> Listed entries
#####
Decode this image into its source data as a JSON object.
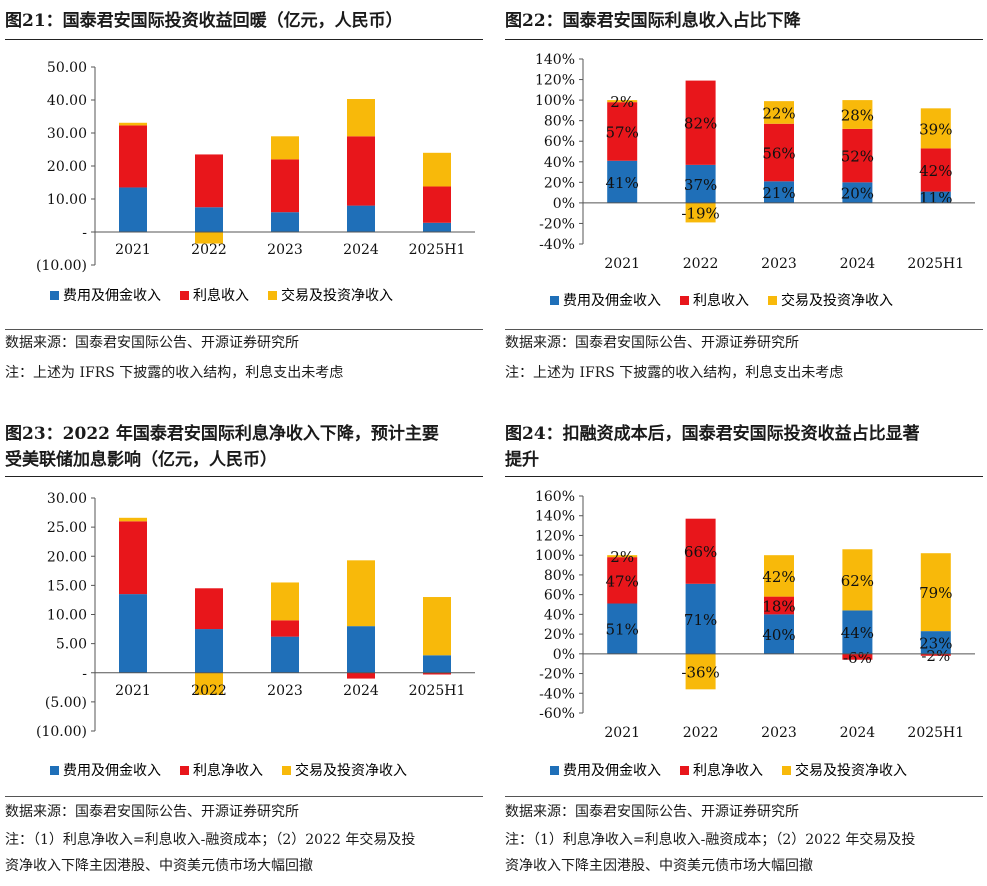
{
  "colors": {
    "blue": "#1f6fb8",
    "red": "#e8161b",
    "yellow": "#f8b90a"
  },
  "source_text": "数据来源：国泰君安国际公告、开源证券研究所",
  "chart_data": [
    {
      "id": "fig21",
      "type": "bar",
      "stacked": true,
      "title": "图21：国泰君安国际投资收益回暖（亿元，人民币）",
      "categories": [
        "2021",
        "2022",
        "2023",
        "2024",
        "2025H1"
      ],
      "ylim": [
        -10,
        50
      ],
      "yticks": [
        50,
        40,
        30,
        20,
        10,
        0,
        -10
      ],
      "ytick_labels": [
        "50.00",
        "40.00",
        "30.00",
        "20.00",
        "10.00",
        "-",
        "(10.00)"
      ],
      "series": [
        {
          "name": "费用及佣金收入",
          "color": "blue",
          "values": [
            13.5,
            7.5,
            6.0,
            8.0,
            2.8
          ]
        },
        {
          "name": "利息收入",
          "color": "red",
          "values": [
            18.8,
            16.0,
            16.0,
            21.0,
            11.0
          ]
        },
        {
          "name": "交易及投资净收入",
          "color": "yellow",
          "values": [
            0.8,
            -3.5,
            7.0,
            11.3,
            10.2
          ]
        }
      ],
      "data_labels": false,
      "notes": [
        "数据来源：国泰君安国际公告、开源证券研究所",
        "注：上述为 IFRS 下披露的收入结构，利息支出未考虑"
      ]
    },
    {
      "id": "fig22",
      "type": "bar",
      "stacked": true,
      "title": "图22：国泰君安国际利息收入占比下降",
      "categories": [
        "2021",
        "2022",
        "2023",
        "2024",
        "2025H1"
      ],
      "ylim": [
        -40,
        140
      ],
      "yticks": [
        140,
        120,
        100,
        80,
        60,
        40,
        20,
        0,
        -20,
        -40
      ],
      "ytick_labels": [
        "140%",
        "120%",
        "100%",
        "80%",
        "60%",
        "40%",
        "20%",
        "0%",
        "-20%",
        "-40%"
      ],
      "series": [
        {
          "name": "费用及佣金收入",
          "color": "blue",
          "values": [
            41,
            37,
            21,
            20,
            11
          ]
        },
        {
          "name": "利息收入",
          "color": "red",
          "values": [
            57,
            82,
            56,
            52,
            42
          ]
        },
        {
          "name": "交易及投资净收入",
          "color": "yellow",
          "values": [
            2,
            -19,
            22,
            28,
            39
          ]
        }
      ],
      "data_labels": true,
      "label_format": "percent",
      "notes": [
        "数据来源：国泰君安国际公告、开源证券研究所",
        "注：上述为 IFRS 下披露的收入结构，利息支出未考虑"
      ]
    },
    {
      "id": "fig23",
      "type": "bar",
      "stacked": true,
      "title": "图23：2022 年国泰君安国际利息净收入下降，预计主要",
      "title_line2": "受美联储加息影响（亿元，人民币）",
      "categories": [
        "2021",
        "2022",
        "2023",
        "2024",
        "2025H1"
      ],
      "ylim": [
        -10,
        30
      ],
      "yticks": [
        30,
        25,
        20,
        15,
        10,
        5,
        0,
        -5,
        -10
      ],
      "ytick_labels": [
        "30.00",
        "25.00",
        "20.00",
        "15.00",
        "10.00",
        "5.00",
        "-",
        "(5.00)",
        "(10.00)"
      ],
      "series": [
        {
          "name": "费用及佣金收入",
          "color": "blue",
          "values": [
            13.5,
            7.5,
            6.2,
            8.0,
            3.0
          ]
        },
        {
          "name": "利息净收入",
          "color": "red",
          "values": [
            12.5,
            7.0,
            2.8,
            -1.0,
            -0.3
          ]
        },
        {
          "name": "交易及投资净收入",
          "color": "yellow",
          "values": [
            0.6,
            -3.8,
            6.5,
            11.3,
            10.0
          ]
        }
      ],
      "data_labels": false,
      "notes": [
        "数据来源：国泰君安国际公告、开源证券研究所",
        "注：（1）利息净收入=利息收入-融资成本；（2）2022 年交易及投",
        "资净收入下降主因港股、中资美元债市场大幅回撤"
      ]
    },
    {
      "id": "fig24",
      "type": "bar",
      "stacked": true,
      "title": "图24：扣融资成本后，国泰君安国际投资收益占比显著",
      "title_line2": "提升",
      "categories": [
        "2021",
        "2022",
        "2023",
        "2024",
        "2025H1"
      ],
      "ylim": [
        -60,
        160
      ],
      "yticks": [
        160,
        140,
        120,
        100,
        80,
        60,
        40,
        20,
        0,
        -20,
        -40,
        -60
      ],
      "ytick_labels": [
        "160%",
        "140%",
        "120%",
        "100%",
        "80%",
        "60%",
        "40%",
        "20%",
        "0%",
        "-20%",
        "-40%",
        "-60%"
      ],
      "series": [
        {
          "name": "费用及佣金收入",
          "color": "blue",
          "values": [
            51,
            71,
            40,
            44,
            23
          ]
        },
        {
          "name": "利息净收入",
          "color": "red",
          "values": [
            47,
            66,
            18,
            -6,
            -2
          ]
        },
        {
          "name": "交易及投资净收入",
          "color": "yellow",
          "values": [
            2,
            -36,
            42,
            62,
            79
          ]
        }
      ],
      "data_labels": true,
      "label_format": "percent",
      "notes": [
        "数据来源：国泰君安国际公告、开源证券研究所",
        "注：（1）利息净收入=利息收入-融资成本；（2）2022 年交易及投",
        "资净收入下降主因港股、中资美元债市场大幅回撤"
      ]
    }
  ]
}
#####
> Short task
Copy the entries exactly. Leave out the images.

> Result of the task
Decode this image into its source data as a JSON object.
{
  "colors": {
    "blue": "#1f6fb8",
    "red": "#e8161b",
    "yellow": "#f8b90a"
  },
  "source_text": "数据来源：国泰君安国际公告、开源证券研究所",
  "chart_data": [
    {
      "id": "fig21",
      "type": "bar",
      "stacked": true,
      "title": "图21：国泰君安国际投资收益回暖（亿元，人民币）",
      "categories": [
        "2021",
        "2022",
        "2023",
        "2024",
        "2025H1"
      ],
      "ylim": [
        -10,
        50
      ],
      "yticks": [
        50,
        40,
        30,
        20,
        10,
        0,
        -10
      ],
      "ytick_labels": [
        "50.00",
        "40.00",
        "30.00",
        "20.00",
        "10.00",
        "-",
        "(10.00)"
      ],
      "series": [
        {
          "name": "费用及佣金收入",
          "color": "blue",
          "values": [
            13.5,
            7.5,
            6.0,
            8.0,
            2.8
          ]
        },
        {
          "name": "利息收入",
          "color": "red",
          "values": [
            18.8,
            16.0,
            16.0,
            21.0,
            11.0
          ]
        },
        {
          "name": "交易及投资净收入",
          "color": "yellow",
          "values": [
            0.8,
            -3.5,
            7.0,
            11.3,
            10.2
          ]
        }
      ],
      "data_labels": false,
      "notes": [
        "数据来源：国泰君安国际公告、开源证券研究所",
        "注：上述为 IFRS 下披露的收入结构，利息支出未考虑"
      ]
    },
    {
      "id": "fig22",
      "type": "bar",
      "stacked": true,
      "title": "图22：国泰君安国际利息收入占比下降",
      "categories": [
        "2021",
        "2022",
        "2023",
        "2024",
        "2025H1"
      ],
      "ylim": [
        -40,
        140
      ],
      "yticks": [
        140,
        120,
        100,
        80,
        60,
        40,
        20,
        0,
        -20,
        -40
      ],
      "ytick_labels": [
        "140%",
        "120%",
        "100%",
        "80%",
        "60%",
        "40%",
        "20%",
        "0%",
        "-20%",
        "-40%"
      ],
      "series": [
        {
          "name": "费用及佣金收入",
          "color": "blue",
          "values": [
            41,
            37,
            21,
            20,
            11
          ]
        },
        {
          "name": "利息收入",
          "color": "red",
          "values": [
            57,
            82,
            56,
            52,
            42
          ]
        },
        {
          "name": "交易及投资净收入",
          "color": "yellow",
          "values": [
            2,
            -19,
            22,
            28,
            39
          ]
        }
      ],
      "data_labels": true,
      "label_format": "percent",
      "notes": [
        "数据来源：国泰君安国际公告、开源证券研究所",
        "注：上述为 IFRS 下披露的收入结构，利息支出未考虑"
      ]
    },
    {
      "id": "fig23",
      "type": "bar",
      "stacked": true,
      "title": "图23：2022 年国泰君安国际利息净收入下降，预计主要",
      "title_line2": "受美联储加息影响（亿元，人民币）",
      "categories": [
        "2021",
        "2022",
        "2023",
        "2024",
        "2025H1"
      ],
      "ylim": [
        -10,
        30
      ],
      "yticks": [
        30,
        25,
        20,
        15,
        10,
        5,
        0,
        -5,
        -10
      ],
      "ytick_labels": [
        "30.00",
        "25.00",
        "20.00",
        "15.00",
        "10.00",
        "5.00",
        "-",
        "(5.00)",
        "(10.00)"
      ],
      "series": [
        {
          "name": "费用及佣金收入",
          "color": "blue",
          "values": [
            13.5,
            7.5,
            6.2,
            8.0,
            3.0
          ]
        },
        {
          "name": "利息净收入",
          "color": "red",
          "values": [
            12.5,
            7.0,
            2.8,
            -1.0,
            -0.3
          ]
        },
        {
          "name": "交易及投资净收入",
          "color": "yellow",
          "values": [
            0.6,
            -3.8,
            6.5,
            11.3,
            10.0
          ]
        }
      ],
      "data_labels": false,
      "notes": [
        "数据来源：国泰君安国际公告、开源证券研究所",
        "注：（1）利息净收入=利息收入-融资成本；（2）2022 年交易及投",
        "资净收入下降主因港股、中资美元债市场大幅回撤"
      ]
    },
    {
      "id": "fig24",
      "type": "bar",
      "stacked": true,
      "title": "图24：扣融资成本后，国泰君安国际投资收益占比显著",
      "title_line2": "提升",
      "categories": [
        "2021",
        "2022",
        "2023",
        "2024",
        "2025H1"
      ],
      "ylim": [
        -60,
        160
      ],
      "yticks": [
        160,
        140,
        120,
        100,
        80,
        60,
        40,
        20,
        0,
        -20,
        -40,
        -60
      ],
      "ytick_labels": [
        "160%",
        "140%",
        "120%",
        "100%",
        "80%",
        "60%",
        "40%",
        "20%",
        "0%",
        "-20%",
        "-40%",
        "-60%"
      ],
      "series": [
        {
          "name": "费用及佣金收入",
          "color": "blue",
          "values": [
            51,
            71,
            40,
            44,
            23
          ]
        },
        {
          "name": "利息净收入",
          "color": "red",
          "values": [
            47,
            66,
            18,
            -6,
            -2
          ]
        },
        {
          "name": "交易及投资净收入",
          "color": "yellow",
          "values": [
            2,
            -36,
            42,
            62,
            79
          ]
        }
      ],
      "data_labels": true,
      "label_format": "percent",
      "notes": [
        "数据来源：国泰君安国际公告、开源证券研究所",
        "注：（1）利息净收入=利息收入-融资成本；（2）2022 年交易及投",
        "资净收入下降主因港股、中资美元债市场大幅回撤"
      ]
    }
  ]
}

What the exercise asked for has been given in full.